[start]

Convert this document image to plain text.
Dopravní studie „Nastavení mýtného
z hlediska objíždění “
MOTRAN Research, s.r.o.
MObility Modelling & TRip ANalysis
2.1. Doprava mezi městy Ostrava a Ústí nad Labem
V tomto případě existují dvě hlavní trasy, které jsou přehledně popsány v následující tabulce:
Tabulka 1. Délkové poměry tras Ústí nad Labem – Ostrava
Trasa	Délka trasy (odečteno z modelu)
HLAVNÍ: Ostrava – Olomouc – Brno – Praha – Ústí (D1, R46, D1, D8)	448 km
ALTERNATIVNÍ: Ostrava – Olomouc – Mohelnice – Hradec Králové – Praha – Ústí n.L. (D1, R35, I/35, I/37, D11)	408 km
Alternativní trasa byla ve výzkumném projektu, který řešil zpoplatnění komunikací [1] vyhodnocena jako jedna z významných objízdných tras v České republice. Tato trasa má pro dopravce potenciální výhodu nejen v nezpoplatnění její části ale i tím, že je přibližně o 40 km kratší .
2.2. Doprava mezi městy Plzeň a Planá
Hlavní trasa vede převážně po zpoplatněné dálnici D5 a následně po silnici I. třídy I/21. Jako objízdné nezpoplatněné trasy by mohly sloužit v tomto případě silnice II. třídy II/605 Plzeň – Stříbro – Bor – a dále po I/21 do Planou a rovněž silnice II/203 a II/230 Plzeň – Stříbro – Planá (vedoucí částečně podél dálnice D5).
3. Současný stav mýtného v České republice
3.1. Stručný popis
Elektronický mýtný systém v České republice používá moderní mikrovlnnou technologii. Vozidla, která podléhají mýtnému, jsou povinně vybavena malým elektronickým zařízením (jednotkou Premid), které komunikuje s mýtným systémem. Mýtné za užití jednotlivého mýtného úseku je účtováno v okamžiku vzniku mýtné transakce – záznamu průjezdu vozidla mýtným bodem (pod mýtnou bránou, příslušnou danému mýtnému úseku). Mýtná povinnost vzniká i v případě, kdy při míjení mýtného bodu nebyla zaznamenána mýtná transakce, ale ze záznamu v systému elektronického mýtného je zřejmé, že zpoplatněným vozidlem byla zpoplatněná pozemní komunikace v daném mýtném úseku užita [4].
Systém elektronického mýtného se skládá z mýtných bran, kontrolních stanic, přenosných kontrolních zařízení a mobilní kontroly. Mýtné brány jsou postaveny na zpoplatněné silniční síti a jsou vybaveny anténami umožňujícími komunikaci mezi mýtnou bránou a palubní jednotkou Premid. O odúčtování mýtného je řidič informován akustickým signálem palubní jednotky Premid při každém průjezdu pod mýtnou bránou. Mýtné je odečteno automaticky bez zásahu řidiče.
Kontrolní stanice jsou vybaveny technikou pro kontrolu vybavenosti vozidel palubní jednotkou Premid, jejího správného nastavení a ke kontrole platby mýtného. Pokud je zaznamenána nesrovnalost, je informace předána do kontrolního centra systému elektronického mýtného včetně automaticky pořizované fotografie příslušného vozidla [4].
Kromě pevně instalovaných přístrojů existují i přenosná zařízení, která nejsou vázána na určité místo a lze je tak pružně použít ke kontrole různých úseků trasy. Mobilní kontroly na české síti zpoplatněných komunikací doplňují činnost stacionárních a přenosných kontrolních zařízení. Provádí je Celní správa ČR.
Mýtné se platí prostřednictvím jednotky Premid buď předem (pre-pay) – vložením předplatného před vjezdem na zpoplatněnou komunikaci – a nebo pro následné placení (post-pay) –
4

[end]

THE PROBLEM:
Extract, from the listing above, every line where the string "městy" occurs.

PROBLEM SOLUTION:
2.1. Doprava mezi městy Ostrava a Ústí nad Labem
2.2. Doprava mezi městy Plzeň a Planá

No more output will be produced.